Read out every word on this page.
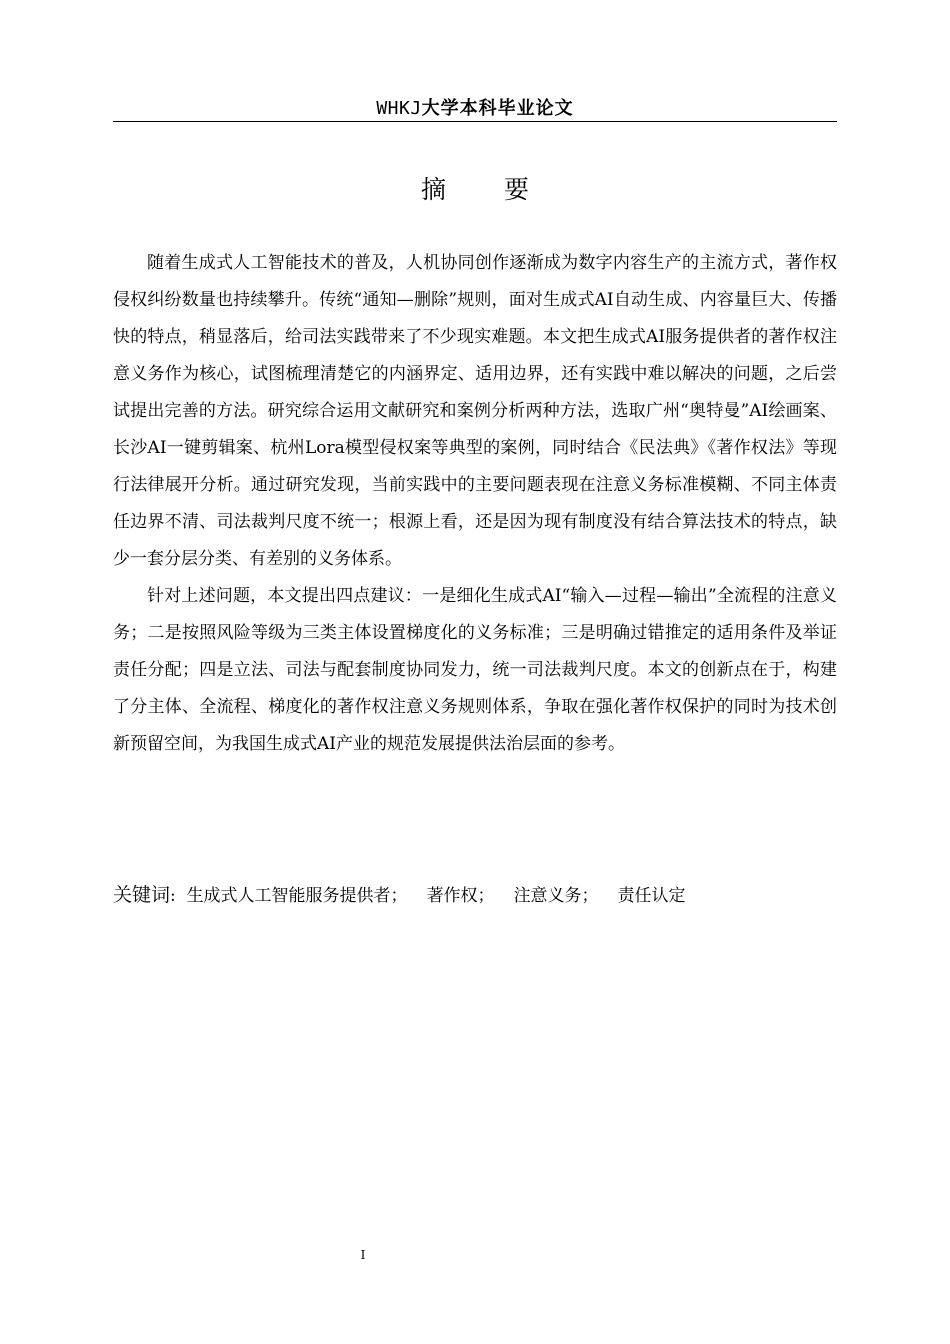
WHKJ大学本科毕业论文
摘要

随着生成式人工智能技术的普及，人机协同创作逐渐成为数字内容生产的主流方式，著作权侵权纠纷数量也持续攀升。传统“通知—删除”规则，面对生成式AI自动生成、内容量巨大、传播快的特点，稍显落后，给司法实践带来了不少现实难题。本文把生成式AI服务提供者的著作权注意义务作为核心，试图梳理清楚它的内涵界定、适用边界，还有实践中难以解决的问题，之后尝试提出完善的方法。研究综合运用文献研究和案例分析两种方法，选取广州“奥特曼”AI绘画案、长沙AI一键剪辑案、杭州Lora模型侵权案等典型的案例，同时结合《民法典》《著作权法》等现行法律展开分析。通过研究发现，当前实践中的主要问题表现在注意义务标准模糊、不同主体责任边界不清、司法裁判尺度不统一；根源上看，还是因为现有制度没有结合算法技术的特点，缺少一套分层分类、有差别的义务体系。

针对上述问题，本文提出四点建议：一是细化生成式AI“输入—过程—输出”全流程的注意义务；二是按照风险等级为三类主体设置梯度化的义务标准；三是明确过错推定的适用条件及举证责任分配；四是立法、司法与配套制度协同发力，统一司法裁判尺度。本文的创新点在于，构建了分主体、全流程、梯度化的著作权注意义务规则体系，争取在强化著作权保护的同时为技术创新预留空间，为我国生成式AI产业的规范发展提供法治层面的参考。

关键词: 生成式人工智能服务提供者； 著作权； 注意义务； 责任认定
I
***
= YOUR OBJECTIVE =
Every line is to be duplicated exactly, though pictures stay out.

= RESULT =
Read out every word on this page.
WHKJ大学本科毕业论文
摘要

随着生成式人工智能技术的普及，人机协同创作逐渐成为数字内容生产的主流方式，著作权侵权纠纷数量也持续攀升。传统“通知—删除”规则，面对生成式AI自动生成、内容量巨大、传播快的特点，稍显落后，给司法实践带来了不少现实难题。本文把生成式AI服务提供者的著作权注意义务作为核心，试图梳理清楚它的内涵界定、适用边界，还有实践中难以解决的问题，之后尝试提出完善的方法。研究综合运用文献研究和案例分析两种方法，选取广州“奥特曼”AI绘画案、长沙AI一键剪辑案、杭州Lora模型侵权案等典型的案例，同时结合《民法典》《著作权法》等现行法律展开分析。通过研究发现，当前实践中的主要问题表现在注意义务标准模糊、不同主体责任边界不清、司法裁判尺度不统一；根源上看，还是因为现有制度没有结合算法技术的特点，缺少一套分层分类、有差别的义务体系。

针对上述问题，本文提出四点建议：一是细化生成式AI“输入—过程—输出”全流程的注意义务；二是按照风险等级为三类主体设置梯度化的义务标准；三是明确过错推定的适用条件及举证责任分配；四是立法、司法与配套制度协同发力，统一司法裁判尺度。本文的创新点在于，构建了分主体、全流程、梯度化的著作权注意义务规则体系，争取在强化著作权保护的同时为技术创新预留空间，为我国生成式AI产业的规范发展提供法治层面的参考。

关键词: 生成式人工智能服务提供者； 著作权； 注意义务； 责任认定
I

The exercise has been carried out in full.